## Goal
Copy each line of the data below exactly, leaving out pictures.

## Excerpted data
⟨
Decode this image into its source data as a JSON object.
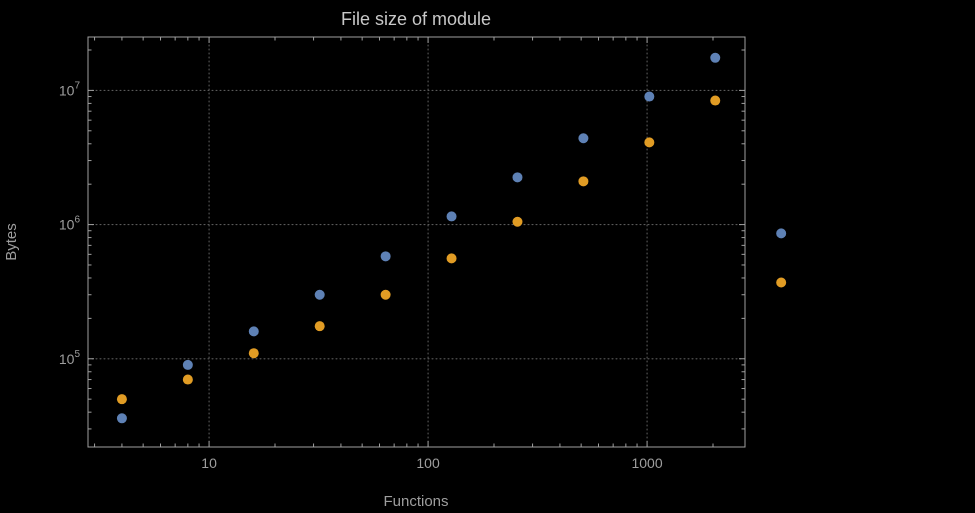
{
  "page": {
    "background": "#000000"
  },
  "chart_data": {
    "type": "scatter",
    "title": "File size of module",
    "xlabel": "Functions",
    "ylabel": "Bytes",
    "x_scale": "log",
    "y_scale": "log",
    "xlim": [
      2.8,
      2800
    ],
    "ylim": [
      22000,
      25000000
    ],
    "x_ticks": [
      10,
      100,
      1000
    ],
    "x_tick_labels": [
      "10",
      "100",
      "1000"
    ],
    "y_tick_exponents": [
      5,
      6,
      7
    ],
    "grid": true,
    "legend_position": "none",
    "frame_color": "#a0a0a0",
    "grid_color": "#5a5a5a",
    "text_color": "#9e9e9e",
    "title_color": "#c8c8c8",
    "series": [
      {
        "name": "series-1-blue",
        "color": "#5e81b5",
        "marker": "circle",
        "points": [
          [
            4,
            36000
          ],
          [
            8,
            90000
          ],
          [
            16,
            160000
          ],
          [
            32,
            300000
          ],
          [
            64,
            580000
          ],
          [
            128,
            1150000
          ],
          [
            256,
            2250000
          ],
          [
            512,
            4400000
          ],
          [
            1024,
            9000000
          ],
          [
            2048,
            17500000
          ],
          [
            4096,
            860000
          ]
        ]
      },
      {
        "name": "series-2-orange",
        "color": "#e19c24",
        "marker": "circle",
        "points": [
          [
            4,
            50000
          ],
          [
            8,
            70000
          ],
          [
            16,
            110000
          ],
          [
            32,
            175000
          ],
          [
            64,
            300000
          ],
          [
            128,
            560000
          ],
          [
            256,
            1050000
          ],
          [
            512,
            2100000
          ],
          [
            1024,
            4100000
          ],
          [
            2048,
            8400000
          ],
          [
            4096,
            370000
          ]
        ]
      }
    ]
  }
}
⟩
## Task result
Decode this image into its source data as a JSON object.
{
  "page": {
    "background": "#000000"
  },
  "chart_data": {
    "type": "scatter",
    "title": "File size of module",
    "xlabel": "Functions",
    "ylabel": "Bytes",
    "x_scale": "log",
    "y_scale": "log",
    "xlim": [
      2.8,
      2800
    ],
    "ylim": [
      22000,
      25000000
    ],
    "x_ticks": [
      10,
      100,
      1000
    ],
    "x_tick_labels": [
      "10",
      "100",
      "1000"
    ],
    "y_tick_exponents": [
      5,
      6,
      7
    ],
    "grid": true,
    "legend_position": "none",
    "frame_color": "#a0a0a0",
    "grid_color": "#5a5a5a",
    "text_color": "#9e9e9e",
    "title_color": "#c8c8c8",
    "series": [
      {
        "name": "series-1-blue",
        "color": "#5e81b5",
        "marker": "circle",
        "points": [
          [
            4,
            36000
          ],
          [
            8,
            90000
          ],
          [
            16,
            160000
          ],
          [
            32,
            300000
          ],
          [
            64,
            580000
          ],
          [
            128,
            1150000
          ],
          [
            256,
            2250000
          ],
          [
            512,
            4400000
          ],
          [
            1024,
            9000000
          ],
          [
            2048,
            17500000
          ],
          [
            4096,
            860000
          ]
        ]
      },
      {
        "name": "series-2-orange",
        "color": "#e19c24",
        "marker": "circle",
        "points": [
          [
            4,
            50000
          ],
          [
            8,
            70000
          ],
          [
            16,
            110000
          ],
          [
            32,
            175000
          ],
          [
            64,
            300000
          ],
          [
            128,
            560000
          ],
          [
            256,
            1050000
          ],
          [
            512,
            2100000
          ],
          [
            1024,
            4100000
          ],
          [
            2048,
            8400000
          ],
          [
            4096,
            370000
          ]
        ]
      }
    ]
  }
}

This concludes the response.